-- start Data for processing --

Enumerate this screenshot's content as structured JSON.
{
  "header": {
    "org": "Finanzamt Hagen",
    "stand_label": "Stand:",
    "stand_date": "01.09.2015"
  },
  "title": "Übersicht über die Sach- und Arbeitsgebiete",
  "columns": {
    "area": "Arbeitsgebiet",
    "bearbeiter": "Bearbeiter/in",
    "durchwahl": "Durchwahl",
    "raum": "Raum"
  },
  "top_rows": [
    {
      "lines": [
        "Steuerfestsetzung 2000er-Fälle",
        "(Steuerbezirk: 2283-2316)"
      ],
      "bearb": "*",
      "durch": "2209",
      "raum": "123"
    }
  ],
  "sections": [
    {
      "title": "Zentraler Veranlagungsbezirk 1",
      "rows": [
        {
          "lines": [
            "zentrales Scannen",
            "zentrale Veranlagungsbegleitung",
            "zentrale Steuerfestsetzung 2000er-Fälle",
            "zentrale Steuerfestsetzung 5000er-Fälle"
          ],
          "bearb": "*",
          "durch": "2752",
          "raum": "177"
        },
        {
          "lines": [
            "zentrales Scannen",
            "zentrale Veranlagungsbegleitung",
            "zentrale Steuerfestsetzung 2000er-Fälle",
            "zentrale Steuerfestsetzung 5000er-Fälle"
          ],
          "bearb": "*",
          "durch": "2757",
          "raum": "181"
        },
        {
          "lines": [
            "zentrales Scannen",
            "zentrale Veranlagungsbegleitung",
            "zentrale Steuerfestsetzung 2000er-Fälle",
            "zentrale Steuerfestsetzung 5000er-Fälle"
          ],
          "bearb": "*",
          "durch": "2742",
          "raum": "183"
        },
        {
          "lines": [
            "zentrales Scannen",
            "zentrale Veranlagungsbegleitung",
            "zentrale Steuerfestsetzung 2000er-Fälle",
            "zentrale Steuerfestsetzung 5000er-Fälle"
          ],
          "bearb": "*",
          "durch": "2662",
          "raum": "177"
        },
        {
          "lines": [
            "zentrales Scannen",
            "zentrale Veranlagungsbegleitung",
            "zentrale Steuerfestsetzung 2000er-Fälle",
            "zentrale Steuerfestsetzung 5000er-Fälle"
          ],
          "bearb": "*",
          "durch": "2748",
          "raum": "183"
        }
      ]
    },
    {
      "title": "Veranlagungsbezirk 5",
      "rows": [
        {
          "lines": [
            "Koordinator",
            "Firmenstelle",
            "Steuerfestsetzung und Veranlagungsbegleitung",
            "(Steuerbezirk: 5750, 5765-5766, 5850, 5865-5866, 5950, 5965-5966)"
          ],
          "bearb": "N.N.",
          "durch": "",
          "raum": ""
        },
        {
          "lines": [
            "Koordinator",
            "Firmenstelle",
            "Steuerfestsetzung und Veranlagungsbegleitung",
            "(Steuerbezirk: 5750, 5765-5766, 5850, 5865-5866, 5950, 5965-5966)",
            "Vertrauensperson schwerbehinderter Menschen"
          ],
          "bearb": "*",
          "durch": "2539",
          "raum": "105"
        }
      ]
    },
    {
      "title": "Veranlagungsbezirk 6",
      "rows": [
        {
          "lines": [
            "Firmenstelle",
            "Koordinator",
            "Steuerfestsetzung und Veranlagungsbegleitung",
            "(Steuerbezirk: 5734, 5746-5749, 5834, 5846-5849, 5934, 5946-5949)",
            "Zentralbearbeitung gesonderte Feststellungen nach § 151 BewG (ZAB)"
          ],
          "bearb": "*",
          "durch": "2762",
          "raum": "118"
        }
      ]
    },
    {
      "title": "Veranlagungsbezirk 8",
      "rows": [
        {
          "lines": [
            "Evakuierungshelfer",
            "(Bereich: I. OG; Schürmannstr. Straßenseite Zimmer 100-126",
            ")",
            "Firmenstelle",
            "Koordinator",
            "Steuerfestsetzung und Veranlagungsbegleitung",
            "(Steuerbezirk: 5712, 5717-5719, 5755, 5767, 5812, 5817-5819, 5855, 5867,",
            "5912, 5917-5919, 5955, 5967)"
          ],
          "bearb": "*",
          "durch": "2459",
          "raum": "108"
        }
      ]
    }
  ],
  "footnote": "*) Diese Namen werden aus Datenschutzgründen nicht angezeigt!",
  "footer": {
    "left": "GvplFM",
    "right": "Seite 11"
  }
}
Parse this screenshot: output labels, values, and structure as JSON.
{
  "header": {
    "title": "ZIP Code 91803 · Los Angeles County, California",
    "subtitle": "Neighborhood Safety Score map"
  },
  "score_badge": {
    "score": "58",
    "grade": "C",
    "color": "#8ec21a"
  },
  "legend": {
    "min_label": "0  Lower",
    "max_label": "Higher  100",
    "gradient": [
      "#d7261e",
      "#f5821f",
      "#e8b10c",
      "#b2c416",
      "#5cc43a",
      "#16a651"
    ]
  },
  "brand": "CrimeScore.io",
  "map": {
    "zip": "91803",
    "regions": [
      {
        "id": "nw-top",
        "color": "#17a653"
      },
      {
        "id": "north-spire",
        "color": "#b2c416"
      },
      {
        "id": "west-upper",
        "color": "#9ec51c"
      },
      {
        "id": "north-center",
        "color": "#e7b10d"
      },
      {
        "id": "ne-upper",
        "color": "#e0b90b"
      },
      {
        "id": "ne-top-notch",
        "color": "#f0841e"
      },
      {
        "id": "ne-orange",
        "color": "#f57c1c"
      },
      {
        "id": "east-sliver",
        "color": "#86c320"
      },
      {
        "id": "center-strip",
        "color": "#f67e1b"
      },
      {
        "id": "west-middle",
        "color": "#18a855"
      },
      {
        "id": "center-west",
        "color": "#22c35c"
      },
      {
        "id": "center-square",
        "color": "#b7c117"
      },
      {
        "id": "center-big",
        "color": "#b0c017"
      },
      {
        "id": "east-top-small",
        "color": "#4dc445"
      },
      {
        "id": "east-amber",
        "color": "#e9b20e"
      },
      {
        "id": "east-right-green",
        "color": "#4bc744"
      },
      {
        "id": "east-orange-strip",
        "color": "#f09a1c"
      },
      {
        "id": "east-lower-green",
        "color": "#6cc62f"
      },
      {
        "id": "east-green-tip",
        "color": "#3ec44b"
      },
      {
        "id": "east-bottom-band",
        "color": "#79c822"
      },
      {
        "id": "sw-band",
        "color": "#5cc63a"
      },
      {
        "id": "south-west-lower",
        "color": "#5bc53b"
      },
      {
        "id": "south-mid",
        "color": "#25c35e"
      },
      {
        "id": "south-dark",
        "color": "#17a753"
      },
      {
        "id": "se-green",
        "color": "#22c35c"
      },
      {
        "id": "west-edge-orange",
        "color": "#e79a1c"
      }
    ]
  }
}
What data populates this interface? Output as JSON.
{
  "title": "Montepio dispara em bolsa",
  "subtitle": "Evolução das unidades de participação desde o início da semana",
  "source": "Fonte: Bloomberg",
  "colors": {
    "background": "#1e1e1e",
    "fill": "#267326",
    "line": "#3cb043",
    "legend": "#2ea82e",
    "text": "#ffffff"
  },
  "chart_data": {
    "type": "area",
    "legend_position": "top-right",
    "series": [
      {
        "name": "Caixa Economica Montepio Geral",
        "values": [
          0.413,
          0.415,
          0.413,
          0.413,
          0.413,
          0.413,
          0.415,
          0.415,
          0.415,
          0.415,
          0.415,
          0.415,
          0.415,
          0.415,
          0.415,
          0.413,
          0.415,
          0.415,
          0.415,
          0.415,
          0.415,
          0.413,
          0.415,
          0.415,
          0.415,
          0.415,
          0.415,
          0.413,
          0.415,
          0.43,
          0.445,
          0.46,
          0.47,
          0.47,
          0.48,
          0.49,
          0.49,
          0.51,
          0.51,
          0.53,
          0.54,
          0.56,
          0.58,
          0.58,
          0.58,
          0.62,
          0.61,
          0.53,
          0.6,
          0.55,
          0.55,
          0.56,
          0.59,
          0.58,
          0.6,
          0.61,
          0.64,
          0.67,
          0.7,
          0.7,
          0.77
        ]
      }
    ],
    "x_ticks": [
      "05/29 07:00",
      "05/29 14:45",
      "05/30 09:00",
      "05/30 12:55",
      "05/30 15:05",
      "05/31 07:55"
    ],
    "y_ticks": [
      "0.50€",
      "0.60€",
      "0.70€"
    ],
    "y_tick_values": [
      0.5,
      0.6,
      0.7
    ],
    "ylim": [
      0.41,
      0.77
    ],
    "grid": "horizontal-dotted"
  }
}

-- end Data for processing --

== Instruction ==
Of the lines in this listing, how many contain "strip"? Reply with the number and nothing more.

== Written answer ==
2